**REQUIRED TASK:**
Give back the listing word for word, from its first line down through the line containing "bars-group xyxy=(455,113,2380,1192)". Include both of those lines and nothing else.
[SOURCE DATA start]
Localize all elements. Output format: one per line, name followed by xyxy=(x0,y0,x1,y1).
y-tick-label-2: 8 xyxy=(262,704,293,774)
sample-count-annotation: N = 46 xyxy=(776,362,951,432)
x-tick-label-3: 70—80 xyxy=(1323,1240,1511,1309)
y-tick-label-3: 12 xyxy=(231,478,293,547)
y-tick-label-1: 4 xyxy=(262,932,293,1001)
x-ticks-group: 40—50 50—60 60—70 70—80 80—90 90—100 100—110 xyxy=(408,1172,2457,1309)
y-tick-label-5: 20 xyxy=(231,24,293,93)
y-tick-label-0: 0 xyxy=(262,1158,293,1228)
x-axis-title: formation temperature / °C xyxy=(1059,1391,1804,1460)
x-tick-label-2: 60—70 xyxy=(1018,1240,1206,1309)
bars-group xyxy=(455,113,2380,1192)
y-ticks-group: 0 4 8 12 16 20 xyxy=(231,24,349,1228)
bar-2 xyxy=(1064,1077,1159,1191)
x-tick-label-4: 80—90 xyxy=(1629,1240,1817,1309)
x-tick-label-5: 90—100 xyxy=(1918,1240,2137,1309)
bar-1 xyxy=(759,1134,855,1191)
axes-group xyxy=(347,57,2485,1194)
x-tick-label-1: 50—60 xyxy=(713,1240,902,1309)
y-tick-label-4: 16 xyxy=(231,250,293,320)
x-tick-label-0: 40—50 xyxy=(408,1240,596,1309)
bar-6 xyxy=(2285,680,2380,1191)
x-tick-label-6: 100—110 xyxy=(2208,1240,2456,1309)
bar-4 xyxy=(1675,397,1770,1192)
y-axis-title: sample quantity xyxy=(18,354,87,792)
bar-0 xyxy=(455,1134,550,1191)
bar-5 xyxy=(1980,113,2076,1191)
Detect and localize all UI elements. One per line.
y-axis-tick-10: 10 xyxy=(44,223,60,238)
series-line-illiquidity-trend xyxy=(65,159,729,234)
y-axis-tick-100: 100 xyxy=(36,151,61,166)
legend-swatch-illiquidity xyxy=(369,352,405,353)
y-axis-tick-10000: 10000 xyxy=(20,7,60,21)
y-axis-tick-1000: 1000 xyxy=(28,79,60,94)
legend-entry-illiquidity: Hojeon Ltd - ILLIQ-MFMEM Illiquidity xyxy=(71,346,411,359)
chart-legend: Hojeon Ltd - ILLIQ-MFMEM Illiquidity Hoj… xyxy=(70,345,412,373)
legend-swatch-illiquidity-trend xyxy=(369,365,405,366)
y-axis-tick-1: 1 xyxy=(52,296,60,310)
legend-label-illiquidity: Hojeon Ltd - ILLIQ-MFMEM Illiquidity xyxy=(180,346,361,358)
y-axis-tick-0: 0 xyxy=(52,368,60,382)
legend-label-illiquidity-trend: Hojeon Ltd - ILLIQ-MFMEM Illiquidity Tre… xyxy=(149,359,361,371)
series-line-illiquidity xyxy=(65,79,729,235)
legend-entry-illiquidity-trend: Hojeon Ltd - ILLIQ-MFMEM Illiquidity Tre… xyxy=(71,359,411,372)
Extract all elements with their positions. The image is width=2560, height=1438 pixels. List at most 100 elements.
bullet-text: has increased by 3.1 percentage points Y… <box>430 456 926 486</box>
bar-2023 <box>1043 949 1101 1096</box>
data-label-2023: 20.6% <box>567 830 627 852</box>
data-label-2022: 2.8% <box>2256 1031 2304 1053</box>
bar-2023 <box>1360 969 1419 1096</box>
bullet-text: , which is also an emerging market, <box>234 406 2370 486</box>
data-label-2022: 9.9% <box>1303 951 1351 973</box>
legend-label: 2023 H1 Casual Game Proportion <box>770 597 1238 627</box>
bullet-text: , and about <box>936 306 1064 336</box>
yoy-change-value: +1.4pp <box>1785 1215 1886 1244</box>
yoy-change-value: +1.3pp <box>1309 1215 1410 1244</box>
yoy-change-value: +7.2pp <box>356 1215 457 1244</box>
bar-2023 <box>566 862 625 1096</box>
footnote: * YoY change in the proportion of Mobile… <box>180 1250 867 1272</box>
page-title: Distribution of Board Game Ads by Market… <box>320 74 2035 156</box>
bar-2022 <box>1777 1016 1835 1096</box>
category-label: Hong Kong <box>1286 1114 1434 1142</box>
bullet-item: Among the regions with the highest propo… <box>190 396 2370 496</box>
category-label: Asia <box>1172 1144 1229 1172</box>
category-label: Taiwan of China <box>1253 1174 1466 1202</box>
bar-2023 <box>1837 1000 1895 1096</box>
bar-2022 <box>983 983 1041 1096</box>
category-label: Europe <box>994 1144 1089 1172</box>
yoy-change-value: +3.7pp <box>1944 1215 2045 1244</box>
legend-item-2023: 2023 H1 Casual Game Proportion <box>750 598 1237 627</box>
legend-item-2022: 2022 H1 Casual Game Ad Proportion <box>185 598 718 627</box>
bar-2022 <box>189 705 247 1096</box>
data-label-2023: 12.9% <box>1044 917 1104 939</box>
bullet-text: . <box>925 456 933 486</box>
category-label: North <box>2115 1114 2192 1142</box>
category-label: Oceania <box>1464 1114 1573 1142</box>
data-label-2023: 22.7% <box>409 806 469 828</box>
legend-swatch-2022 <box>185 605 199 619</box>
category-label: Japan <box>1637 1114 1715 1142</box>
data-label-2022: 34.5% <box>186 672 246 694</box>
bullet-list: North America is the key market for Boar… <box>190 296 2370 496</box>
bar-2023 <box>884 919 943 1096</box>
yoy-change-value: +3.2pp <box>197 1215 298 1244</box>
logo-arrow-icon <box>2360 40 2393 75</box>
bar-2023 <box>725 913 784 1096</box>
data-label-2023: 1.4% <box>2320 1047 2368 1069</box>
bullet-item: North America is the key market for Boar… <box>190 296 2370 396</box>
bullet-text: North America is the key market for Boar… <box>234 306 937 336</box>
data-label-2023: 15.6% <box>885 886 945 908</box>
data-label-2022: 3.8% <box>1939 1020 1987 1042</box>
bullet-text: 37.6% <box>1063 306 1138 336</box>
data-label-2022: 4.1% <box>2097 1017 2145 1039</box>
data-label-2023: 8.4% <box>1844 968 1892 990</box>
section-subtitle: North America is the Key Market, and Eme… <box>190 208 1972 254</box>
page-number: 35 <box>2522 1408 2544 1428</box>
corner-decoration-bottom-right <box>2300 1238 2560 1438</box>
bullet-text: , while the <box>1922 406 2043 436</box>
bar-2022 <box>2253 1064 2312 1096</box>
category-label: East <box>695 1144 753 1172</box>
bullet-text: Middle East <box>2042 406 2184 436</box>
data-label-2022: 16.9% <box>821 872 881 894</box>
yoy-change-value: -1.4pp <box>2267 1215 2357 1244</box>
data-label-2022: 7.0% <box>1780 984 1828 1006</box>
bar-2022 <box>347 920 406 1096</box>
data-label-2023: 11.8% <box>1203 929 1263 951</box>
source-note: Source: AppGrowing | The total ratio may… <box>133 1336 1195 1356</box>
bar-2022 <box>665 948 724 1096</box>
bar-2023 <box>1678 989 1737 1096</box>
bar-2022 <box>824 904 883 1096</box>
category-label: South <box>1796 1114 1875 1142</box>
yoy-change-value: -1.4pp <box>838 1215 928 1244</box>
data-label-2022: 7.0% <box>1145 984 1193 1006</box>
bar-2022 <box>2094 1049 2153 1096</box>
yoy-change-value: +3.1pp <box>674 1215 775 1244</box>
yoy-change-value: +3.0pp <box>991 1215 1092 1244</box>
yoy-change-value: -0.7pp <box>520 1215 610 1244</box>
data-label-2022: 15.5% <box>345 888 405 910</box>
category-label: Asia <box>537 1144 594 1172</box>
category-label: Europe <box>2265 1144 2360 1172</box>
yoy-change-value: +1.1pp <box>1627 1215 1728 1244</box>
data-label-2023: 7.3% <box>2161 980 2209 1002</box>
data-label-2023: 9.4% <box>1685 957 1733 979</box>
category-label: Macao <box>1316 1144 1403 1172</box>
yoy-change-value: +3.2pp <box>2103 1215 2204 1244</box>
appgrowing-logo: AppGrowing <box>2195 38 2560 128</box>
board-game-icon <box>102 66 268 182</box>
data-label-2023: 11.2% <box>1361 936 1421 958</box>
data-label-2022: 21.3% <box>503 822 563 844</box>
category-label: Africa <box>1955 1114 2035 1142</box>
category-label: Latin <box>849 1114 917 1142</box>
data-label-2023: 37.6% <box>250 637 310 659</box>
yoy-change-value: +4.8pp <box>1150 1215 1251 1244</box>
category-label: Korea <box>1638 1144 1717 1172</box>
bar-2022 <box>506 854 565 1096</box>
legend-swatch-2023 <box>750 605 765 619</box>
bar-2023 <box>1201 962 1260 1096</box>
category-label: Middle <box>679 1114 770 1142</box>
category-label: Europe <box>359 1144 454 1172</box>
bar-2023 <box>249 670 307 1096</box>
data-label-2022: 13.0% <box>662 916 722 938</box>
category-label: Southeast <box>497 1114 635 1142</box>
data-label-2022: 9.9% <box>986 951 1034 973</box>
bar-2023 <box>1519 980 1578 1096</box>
[SOURCE DATA end]
**SOLVED EXERCISE:**
Localize all elements. Output format: one per line, name followed by xyxy=(x0,y0,x1,y1).
y-tick-label-2: 8 xyxy=(262,704,293,774)
sample-count-annotation: N = 46 xyxy=(776,362,951,432)
x-tick-label-3: 70—80 xyxy=(1323,1240,1511,1309)
y-tick-label-3: 12 xyxy=(231,478,293,547)
y-tick-label-1: 4 xyxy=(262,932,293,1001)
x-ticks-group: 40—50 50—60 60—70 70—80 80—90 90—100 100—110 xyxy=(408,1172,2457,1309)
y-tick-label-5: 20 xyxy=(231,24,293,93)
y-tick-label-0: 0 xyxy=(262,1158,293,1228)
x-axis-title: formation temperature / °C xyxy=(1059,1391,1804,1460)
x-tick-label-2: 60—70 xyxy=(1018,1240,1206,1309)
bars-group xyxy=(455,113,2380,1192)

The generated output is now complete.